### Required work
Scan the lines below for the word "name". Copy each line you find it in.

### Material to process
__________________________________________________

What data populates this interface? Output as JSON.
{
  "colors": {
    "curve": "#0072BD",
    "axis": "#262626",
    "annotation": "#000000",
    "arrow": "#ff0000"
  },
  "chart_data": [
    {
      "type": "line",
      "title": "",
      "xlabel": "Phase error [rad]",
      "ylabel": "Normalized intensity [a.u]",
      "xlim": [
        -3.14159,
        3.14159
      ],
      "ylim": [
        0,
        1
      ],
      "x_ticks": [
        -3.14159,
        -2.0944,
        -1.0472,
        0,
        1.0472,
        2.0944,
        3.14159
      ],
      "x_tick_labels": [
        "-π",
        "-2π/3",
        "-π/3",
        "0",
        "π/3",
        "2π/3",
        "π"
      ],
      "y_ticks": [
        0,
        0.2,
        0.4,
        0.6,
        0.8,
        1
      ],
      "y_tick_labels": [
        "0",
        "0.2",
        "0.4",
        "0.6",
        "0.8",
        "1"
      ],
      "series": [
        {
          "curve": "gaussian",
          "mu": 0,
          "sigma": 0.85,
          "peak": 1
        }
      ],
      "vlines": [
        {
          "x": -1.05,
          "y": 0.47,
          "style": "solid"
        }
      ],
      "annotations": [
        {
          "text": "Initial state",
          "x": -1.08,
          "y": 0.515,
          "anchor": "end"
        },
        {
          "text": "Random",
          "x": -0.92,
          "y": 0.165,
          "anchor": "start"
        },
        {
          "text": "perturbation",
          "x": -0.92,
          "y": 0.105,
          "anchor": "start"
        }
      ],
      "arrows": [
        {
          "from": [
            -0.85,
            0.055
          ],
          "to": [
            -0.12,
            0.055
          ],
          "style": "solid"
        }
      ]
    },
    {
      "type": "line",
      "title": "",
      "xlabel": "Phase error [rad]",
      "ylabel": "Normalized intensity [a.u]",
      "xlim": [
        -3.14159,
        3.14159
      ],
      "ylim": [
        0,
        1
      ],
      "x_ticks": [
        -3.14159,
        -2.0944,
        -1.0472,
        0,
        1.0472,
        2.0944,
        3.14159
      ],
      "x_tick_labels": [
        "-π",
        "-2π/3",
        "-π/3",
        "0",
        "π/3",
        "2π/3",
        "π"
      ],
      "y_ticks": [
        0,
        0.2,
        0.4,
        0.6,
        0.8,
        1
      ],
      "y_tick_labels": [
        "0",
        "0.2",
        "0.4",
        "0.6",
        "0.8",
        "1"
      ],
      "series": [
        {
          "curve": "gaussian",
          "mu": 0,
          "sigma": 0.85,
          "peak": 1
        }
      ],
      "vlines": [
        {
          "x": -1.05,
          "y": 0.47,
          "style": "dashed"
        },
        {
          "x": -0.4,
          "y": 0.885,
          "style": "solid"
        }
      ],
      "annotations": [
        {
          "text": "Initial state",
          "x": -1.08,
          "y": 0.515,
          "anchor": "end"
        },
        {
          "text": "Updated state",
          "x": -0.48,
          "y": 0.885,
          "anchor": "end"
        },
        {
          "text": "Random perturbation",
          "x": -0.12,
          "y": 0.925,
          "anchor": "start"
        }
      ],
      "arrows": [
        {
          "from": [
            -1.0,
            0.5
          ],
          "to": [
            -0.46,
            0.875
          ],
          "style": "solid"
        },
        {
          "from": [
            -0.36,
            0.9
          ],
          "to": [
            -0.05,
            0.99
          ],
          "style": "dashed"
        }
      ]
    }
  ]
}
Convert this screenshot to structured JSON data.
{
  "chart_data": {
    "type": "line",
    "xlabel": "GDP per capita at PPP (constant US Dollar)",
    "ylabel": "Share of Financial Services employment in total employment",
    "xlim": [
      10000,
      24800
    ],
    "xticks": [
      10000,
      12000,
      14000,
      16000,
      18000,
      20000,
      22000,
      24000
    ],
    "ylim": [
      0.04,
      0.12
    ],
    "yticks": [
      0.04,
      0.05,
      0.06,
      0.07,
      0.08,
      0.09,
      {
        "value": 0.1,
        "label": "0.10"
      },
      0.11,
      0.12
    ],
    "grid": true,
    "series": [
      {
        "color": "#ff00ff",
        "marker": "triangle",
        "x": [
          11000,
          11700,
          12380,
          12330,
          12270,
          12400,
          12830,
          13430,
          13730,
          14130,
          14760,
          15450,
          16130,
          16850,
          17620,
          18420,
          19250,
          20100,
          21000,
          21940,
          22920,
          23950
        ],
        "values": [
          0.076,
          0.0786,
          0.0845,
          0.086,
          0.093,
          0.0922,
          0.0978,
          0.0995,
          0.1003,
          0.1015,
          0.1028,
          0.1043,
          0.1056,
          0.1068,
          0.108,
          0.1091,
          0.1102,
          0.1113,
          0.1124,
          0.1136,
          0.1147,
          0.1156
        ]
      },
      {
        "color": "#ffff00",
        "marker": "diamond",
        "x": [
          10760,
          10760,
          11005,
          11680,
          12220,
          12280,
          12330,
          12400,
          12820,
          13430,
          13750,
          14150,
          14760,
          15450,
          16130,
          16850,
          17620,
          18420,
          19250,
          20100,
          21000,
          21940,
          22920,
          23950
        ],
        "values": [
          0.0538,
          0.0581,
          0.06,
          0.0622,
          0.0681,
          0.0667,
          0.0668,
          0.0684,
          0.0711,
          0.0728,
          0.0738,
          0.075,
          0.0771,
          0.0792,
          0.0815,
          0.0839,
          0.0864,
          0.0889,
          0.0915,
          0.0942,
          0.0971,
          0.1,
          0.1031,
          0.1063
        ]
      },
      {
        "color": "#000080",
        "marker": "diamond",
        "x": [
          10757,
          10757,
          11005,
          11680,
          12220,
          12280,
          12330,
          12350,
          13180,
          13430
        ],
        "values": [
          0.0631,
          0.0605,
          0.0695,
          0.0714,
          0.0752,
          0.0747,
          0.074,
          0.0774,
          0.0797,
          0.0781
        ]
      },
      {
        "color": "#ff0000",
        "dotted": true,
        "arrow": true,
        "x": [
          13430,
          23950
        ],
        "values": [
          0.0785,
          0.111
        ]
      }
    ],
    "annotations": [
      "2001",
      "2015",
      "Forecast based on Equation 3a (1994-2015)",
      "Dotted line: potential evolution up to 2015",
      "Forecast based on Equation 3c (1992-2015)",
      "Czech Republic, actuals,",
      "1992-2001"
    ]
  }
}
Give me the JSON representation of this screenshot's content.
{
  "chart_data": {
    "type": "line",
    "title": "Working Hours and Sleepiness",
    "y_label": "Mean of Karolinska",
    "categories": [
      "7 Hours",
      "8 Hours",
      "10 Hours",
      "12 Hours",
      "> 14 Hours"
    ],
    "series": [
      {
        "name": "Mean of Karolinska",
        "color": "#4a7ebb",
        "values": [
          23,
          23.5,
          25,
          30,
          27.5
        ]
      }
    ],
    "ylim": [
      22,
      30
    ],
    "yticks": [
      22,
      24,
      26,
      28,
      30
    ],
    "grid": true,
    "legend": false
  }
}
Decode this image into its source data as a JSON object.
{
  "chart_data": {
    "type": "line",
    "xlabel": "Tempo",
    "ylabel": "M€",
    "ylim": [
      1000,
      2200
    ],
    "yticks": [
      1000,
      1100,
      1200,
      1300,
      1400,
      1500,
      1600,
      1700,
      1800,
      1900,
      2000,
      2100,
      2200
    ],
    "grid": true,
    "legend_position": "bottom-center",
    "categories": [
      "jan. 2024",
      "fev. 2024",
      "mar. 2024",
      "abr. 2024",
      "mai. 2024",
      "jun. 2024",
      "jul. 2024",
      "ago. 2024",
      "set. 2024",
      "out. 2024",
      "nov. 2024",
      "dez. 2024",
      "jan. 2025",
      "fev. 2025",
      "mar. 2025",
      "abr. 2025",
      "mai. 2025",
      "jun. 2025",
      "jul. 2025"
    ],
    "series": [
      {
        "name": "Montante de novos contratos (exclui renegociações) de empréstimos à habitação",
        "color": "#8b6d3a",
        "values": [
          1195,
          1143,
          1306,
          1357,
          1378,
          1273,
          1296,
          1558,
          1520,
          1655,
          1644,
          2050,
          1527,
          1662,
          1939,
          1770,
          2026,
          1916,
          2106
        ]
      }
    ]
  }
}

__________________________________________________

### Task solution
        "name": "Mean of Karolinska",
        "name": "Montante de novos contratos (exclui renegociações) de empréstimos à habitação",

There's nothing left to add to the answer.